▸ Directive
All the entries need to be quoted exactly, apart from the pictures, which you should drop.

▸ Data records
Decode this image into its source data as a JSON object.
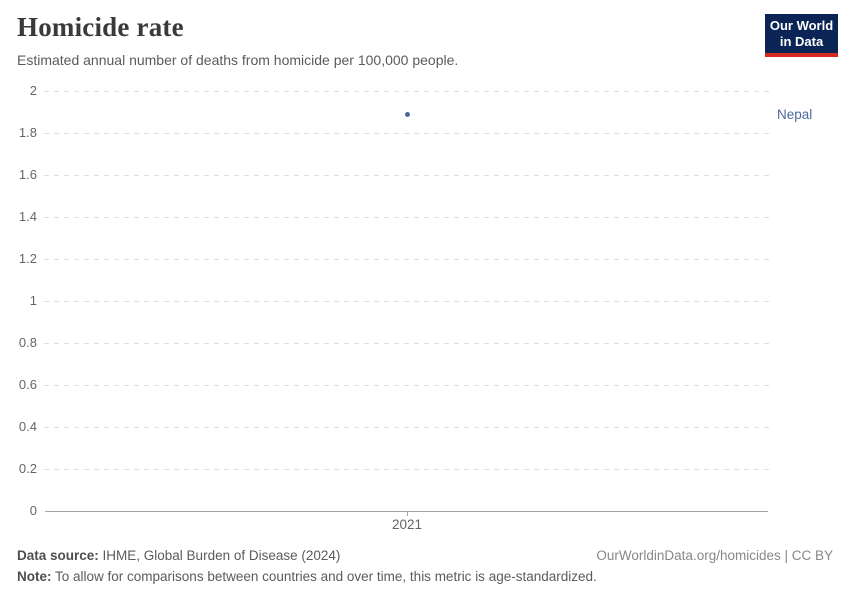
{
  "header": {
    "title": "Homicide rate",
    "subtitle": "Estimated annual number of deaths from homicide per 100,000 people.",
    "logo": {
      "line1": "Our World",
      "line2": "in Data",
      "bg_color": "#0A2455",
      "bar_color": "#D42B21"
    }
  },
  "chart_data": {
    "type": "scatter",
    "title": "Homicide rate",
    "subtitle": "Estimated annual number of deaths from homicide per 100,000 people.",
    "series": [
      {
        "name": "Nepal",
        "color": "#4C6A9C",
        "points": [
          {
            "x": 2021,
            "y": 1.89
          }
        ]
      }
    ],
    "xticks": [
      "2021"
    ],
    "yticks": [
      0,
      0.2,
      0.4,
      0.6,
      0.8,
      1,
      1.2,
      1.4,
      1.6,
      1.8,
      2
    ],
    "ylim": [
      0,
      2
    ],
    "xlabel": "",
    "ylabel": "",
    "grid": "horizontal-dashed",
    "legend_position": "entity-label-right",
    "axis_color": "#a5a5a5",
    "grid_color": "#dedede",
    "tick_label_color": "#666666"
  },
  "footer": {
    "datasource_label": "Data source:",
    "datasource_text": " IHME, Global Burden of Disease (2024)",
    "note_label": "Note:",
    "note_text": " To allow for comparisons between countries and over time, this metric is age-standardized.",
    "credit": "OurWorldinData.org/homicides | CC BY"
  }
}
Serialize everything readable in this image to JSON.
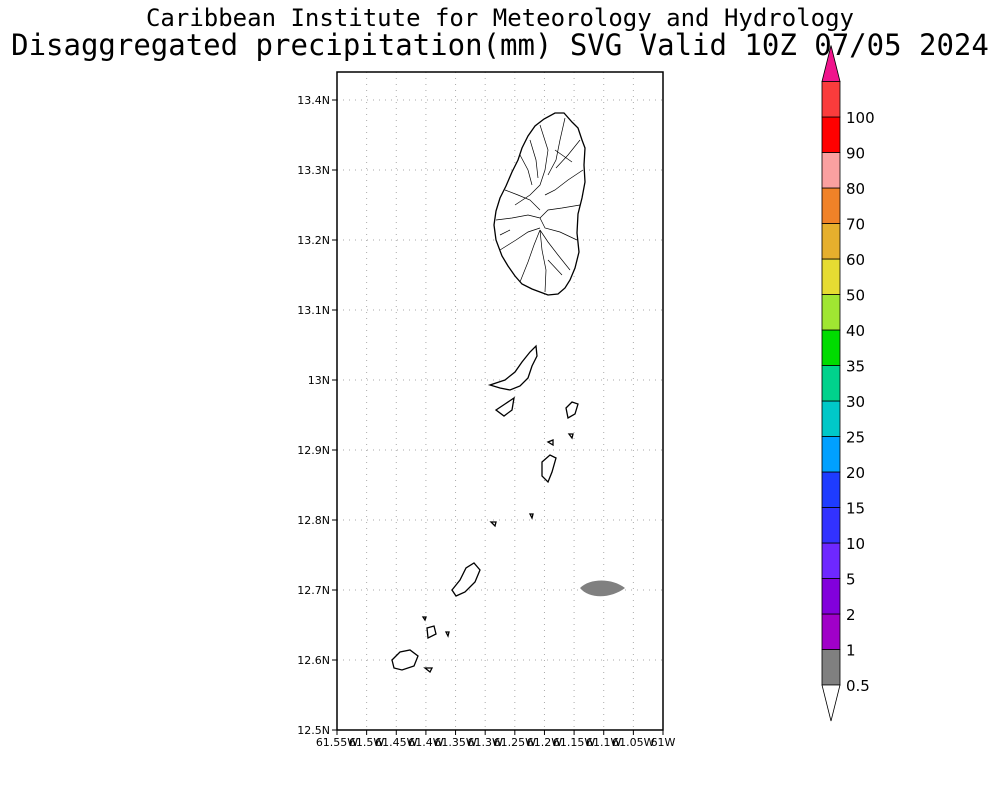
{
  "header": {
    "title": "Caribbean Institute for Meteorology and Hydrology",
    "subtitle": "Disaggregated precipitation(mm) SVG Valid 10Z 07/05 2024"
  },
  "map": {
    "lon_range": [
      -61.55,
      -61.0
    ],
    "lat_range": [
      12.5,
      13.44
    ],
    "lat_ticks": [
      {
        "value": 13.4,
        "label": "13.4N"
      },
      {
        "value": 13.3,
        "label": "13.3N"
      },
      {
        "value": 13.2,
        "label": "13.2N"
      },
      {
        "value": 13.1,
        "label": "13.1N"
      },
      {
        "value": 13.0,
        "label": "13N"
      },
      {
        "value": 12.9,
        "label": "12.9N"
      },
      {
        "value": 12.8,
        "label": "12.8N"
      },
      {
        "value": 12.7,
        "label": "12.7N"
      },
      {
        "value": 12.6,
        "label": "12.6N"
      },
      {
        "value": 12.5,
        "label": "12.5N"
      }
    ],
    "lon_ticks": [
      {
        "value": -61.55,
        "label": "61.55W"
      },
      {
        "value": -61.5,
        "label": "61.5W"
      },
      {
        "value": -61.45,
        "label": "61.45W"
      },
      {
        "value": -61.4,
        "label": "61.4W"
      },
      {
        "value": -61.35,
        "label": "61.35W"
      },
      {
        "value": -61.3,
        "label": "61.3W"
      },
      {
        "value": -61.25,
        "label": "61.25W"
      },
      {
        "value": -61.2,
        "label": "61.2W"
      },
      {
        "value": -61.15,
        "label": "61.15W"
      },
      {
        "value": -61.1,
        "label": "61.1W"
      },
      {
        "value": -61.05,
        "label": "61.05W"
      },
      {
        "value": -61.0,
        "label": "61W"
      }
    ],
    "grid": true,
    "precip_feature": {
      "lon": -61.1,
      "lat": 12.7,
      "category": "0.5-1",
      "color": "#808080"
    }
  },
  "colorbar": {
    "levels": [
      {
        "label": "0.5",
        "color": "#808080"
      },
      {
        "label": "1",
        "color": "#a000c8"
      },
      {
        "label": "2",
        "color": "#8200dc"
      },
      {
        "label": "5",
        "color": "#6e28ff"
      },
      {
        "label": "10",
        "color": "#3232ff"
      },
      {
        "label": "15",
        "color": "#1e3cff"
      },
      {
        "label": "20",
        "color": "#00a0ff"
      },
      {
        "label": "25",
        "color": "#00c8c8"
      },
      {
        "label": "30",
        "color": "#00d28c"
      },
      {
        "label": "35",
        "color": "#00dc00"
      },
      {
        "label": "40",
        "color": "#a0e632"
      },
      {
        "label": "50",
        "color": "#e6dc32"
      },
      {
        "label": "60",
        "color": "#e6af2d"
      },
      {
        "label": "70",
        "color": "#f08228"
      },
      {
        "label": "80",
        "color": "#faa0a0"
      },
      {
        "label": "90",
        "color": "#ff0000"
      },
      {
        "label": "100",
        "color": "#fa3c3c"
      }
    ],
    "top_arrow_color": "#f0148c",
    "bottom_arrow_color": "#ffffff"
  }
}
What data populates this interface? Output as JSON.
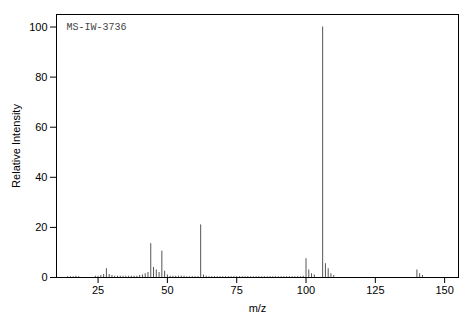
{
  "chart_data": {
    "type": "stem",
    "title": "MS-IW-3736",
    "x_label": "m/z",
    "y_label": "Relative Intensity",
    "xlim": [
      10,
      155
    ],
    "ylim": [
      0,
      105
    ],
    "xticks": [
      25,
      50,
      75,
      100,
      125,
      150
    ],
    "yticks": [
      0,
      20,
      40,
      60,
      80,
      100
    ],
    "color": "#555555",
    "grid": false,
    "x": [
      14,
      15,
      16,
      17,
      18,
      24,
      25,
      26,
      27,
      28,
      29,
      30,
      31,
      32,
      33,
      34,
      35,
      36,
      37,
      38,
      39,
      40,
      41,
      42,
      43,
      44,
      45,
      46,
      47,
      48,
      49,
      50,
      51,
      52,
      53,
      54,
      55,
      56,
      57,
      58,
      59,
      60,
      61,
      62,
      63,
      64,
      65,
      66,
      67,
      68,
      69,
      70,
      71,
      72,
      73,
      74,
      75,
      76,
      77,
      78,
      79,
      80,
      81,
      82,
      83,
      84,
      85,
      86,
      87,
      88,
      89,
      90,
      91,
      92,
      93,
      94,
      95,
      96,
      97,
      98,
      99,
      100,
      101,
      102,
      103,
      106,
      107,
      108,
      109,
      110,
      140,
      141,
      142
    ],
    "values": [
      0.3,
      0.3,
      0.3,
      0.5,
      0.3,
      0.5,
      0.5,
      0.8,
      1.2,
      3.5,
      1.2,
      0.8,
      0.5,
      0.5,
      0.5,
      0.5,
      0.5,
      0.5,
      0.5,
      0.5,
      0.5,
      0.8,
      1.0,
      1.5,
      2.0,
      13.5,
      4.0,
      3.0,
      2.0,
      10.5,
      2.5,
      1.0,
      0.5,
      0.5,
      0.5,
      0.5,
      0.5,
      0.5,
      0.3,
      0.3,
      0.3,
      0.3,
      0.3,
      21.0,
      1.0,
      0.5,
      0.3,
      0.3,
      0.3,
      0.3,
      0.3,
      0.3,
      0.3,
      0.3,
      0.3,
      0.3,
      0.3,
      0.3,
      0.3,
      0.3,
      0.3,
      0.3,
      0.3,
      0.3,
      0.3,
      0.3,
      0.3,
      0.3,
      0.3,
      0.3,
      0.3,
      0.3,
      0.3,
      0.3,
      0.3,
      0.3,
      0.3,
      0.3,
      0.3,
      0.3,
      0.5,
      7.5,
      3.0,
      1.5,
      1.0,
      100.0,
      5.5,
      3.5,
      1.5,
      0.8,
      3.0,
      1.5,
      0.8
    ]
  }
}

▸ Solution for this exercise
Decode this image into its source data as a JSON object.
{
  "header": {
    "title": "Homicide rate",
    "subtitle": "Estimated annual number of deaths from homicide per 100,000 people.",
    "logo": {
      "line1": "Our World",
      "line2": "in Data",
      "bg_color": "#0A2455",
      "bar_color": "#D42B21"
    }
  },
  "chart_data": {
    "type": "scatter",
    "title": "Homicide rate",
    "subtitle": "Estimated annual number of deaths from homicide per 100,000 people.",
    "series": [
      {
        "name": "Nepal",
        "color": "#4C6A9C",
        "points": [
          {
            "x": 2021,
            "y": 1.89
          }
        ]
      }
    ],
    "xticks": [
      "2021"
    ],
    "yticks": [
      0,
      0.2,
      0.4,
      0.6,
      0.8,
      1,
      1.2,
      1.4,
      1.6,
      1.8,
      2
    ],
    "ylim": [
      0,
      2
    ],
    "xlabel": "",
    "ylabel": "",
    "grid": "horizontal-dashed",
    "legend_position": "entity-label-right",
    "axis_color": "#a5a5a5",
    "grid_color": "#dedede",
    "tick_label_color": "#666666"
  },
  "footer": {
    "datasource_label": "Data source:",
    "datasource_text": " IHME, Global Burden of Disease (2024)",
    "note_label": "Note:",
    "note_text": " To allow for comparisons between countries and over time, this metric is age-standardized.",
    "credit": "OurWorldinData.org/homicides | CC BY"
  }
}
Serialize everything readable in this image to JSON.
{
  "header": {
    "title": "Caribbean Institute for Meteorology and Hydrology",
    "subtitle": "Disaggregated precipitation(mm) SVG Valid 10Z 07/05 2024"
  },
  "map": {
    "lon_range": [
      -61.55,
      -61.0
    ],
    "lat_range": [
      12.5,
      13.44
    ],
    "lat_ticks": [
      {
        "value": 13.4,
        "label": "13.4N"
      },
      {
        "value": 13.3,
        "label": "13.3N"
      },
      {
        "value": 13.2,
        "label": "13.2N"
      },
      {
        "value": 13.1,
        "label": "13.1N"
      },
      {
        "value": 13.0,
        "label": "13N"
      },
      {
        "value": 12.9,
        "label": "12.9N"
      },
      {
        "value": 12.8,
        "label": "12.8N"
      },
      {
        "value": 12.7,
        "label": "12.7N"
      },
      {
        "value": 12.6,
        "label": "12.6N"
      },
      {
        "value": 12.5,
        "label": "12.5N"
      }
    ],
    "lon_ticks": [
      {
        "value": -61.55,
        "label": "61.55W"
      },
      {
        "value": -61.5,
        "label": "61.5W"
      },
      {
        "value": -61.45,
        "label": "61.45W"
      },
      {
        "value": -61.4,
        "label": "61.4W"
      },
      {
        "value": -61.35,
        "label": "61.35W"
      },
      {
        "value": -61.3,
        "label": "61.3W"
      },
      {
        "value": -61.25,
        "label": "61.25W"
      },
      {
        "value": -61.2,
        "label": "61.2W"
      },
      {
        "value": -61.15,
        "label": "61.15W"
      },
      {
        "value": -61.1,
        "label": "61.1W"
      },
      {
        "value": -61.05,
        "label": "61.05W"
      },
      {
        "value": -61.0,
        "label": "61W"
      }
    ],
    "grid": true,
    "precip_feature": {
      "lon": -61.1,
      "lat": 12.7,
      "category": "0.5-1",
      "color": "#808080"
    }
  },
  "colorbar": {
    "levels": [
      {
        "label": "0.5",
        "color": "#808080"
      },
      {
        "label": "1",
        "color": "#a000c8"
      },
      {
        "label": "2",
        "color": "#8200dc"
      },
      {
        "label": "5",
        "color": "#6e28ff"
      },
      {
        "label": "10",
        "color": "#3232ff"
      },
      {
        "label": "15",
        "color": "#1e3cff"
      },
      {
        "label": "20",
        "color": "#00a0ff"
      },
      {
        "label": "25",
        "color": "#00c8c8"
      },
      {
        "label": "30",
        "color": "#00d28c"
      },
      {
        "label": "35",
        "color": "#00dc00"
      },
      {
        "label": "40",
        "color": "#a0e632"
      },
      {
        "label": "50",
        "color": "#e6dc32"
      },
      {
        "label": "60",
        "color": "#e6af2d"
      },
      {
        "label": "70",
        "color": "#f08228"
      },
      {
        "label": "80",
        "color": "#faa0a0"
      },
      {
        "label": "90",
        "color": "#ff0000"
      },
      {
        "label": "100",
        "color": "#fa3c3c"
      }
    ],
    "top_arrow_color": "#f0148c",
    "bottom_arrow_color": "#ffffff"
  }
}
What data populates this interface? Output as JSON.
{
  "chart_data": {
    "type": "stem",
    "title": "MS-IW-3736",
    "x_label": "m/z",
    "y_label": "Relative Intensity",
    "xlim": [
      10,
      155
    ],
    "ylim": [
      0,
      105
    ],
    "xticks": [
      25,
      50,
      75,
      100,
      125,
      150
    ],
    "yticks": [
      0,
      20,
      40,
      60,
      80,
      100
    ],
    "color": "#555555",
    "grid": false,
    "x": [
      14,
      15,
      16,
      17,
      18,
      24,
      25,
      26,
      27,
      28,
      29,
      30,
      31,
      32,
      33,
      34,
      35,
      36,
      37,
      38,
      39,
      40,
      41,
      42,
      43,
      44,
      45,
      46,
      47,
      48,
      49,
      50,
      51,
      52,
      53,
      54,
      55,
      56,
      57,
      58,
      59,
      60,
      61,
      62,
      63,
      64,
      65,
      66,
      67,
      68,
      69,
      70,
      71,
      72,
      73,
      74,
      75,
      76,
      77,
      78,
      79,
      80,
      81,
      82,
      83,
      84,
      85,
      86,
      87,
      88,
      89,
      90,
      91,
      92,
      93,
      94,
      95,
      96,
      97,
      98,
      99,
      100,
      101,
      102,
      103,
      106,
      107,
      108,
      109,
      110,
      140,
      141,
      142
    ],
    "values": [
      0.3,
      0.3,
      0.3,
      0.5,
      0.3,
      0.5,
      0.5,
      0.8,
      1.2,
      3.5,
      1.2,
      0.8,
      0.5,
      0.5,
      0.5,
      0.5,
      0.5,
      0.5,
      0.5,
      0.5,
      0.5,
      0.8,
      1.0,
      1.5,
      2.0,
      13.5,
      4.0,
      3.0,
      2.0,
      10.5,
      2.5,
      1.0,
      0.5,
      0.5,
      0.5,
      0.5,
      0.5,
      0.5,
      0.3,
      0.3,
      0.3,
      0.3,
      0.3,
      21.0,
      1.0,
      0.5,
      0.3,
      0.3,
      0.3,
      0.3,
      0.3,
      0.3,
      0.3,
      0.3,
      0.3,
      0.3,
      0.3,
      0.3,
      0.3,
      0.3,
      0.3,
      0.3,
      0.3,
      0.3,
      0.3,
      0.3,
      0.3,
      0.3,
      0.3,
      0.3,
      0.3,
      0.3,
      0.3,
      0.3,
      0.3,
      0.3,
      0.3,
      0.3,
      0.3,
      0.3,
      0.5,
      7.5,
      3.0,
      1.5,
      1.0,
      100.0,
      5.5,
      3.5,
      1.5,
      0.8,
      3.0,
      1.5,
      0.8
    ]
  }
}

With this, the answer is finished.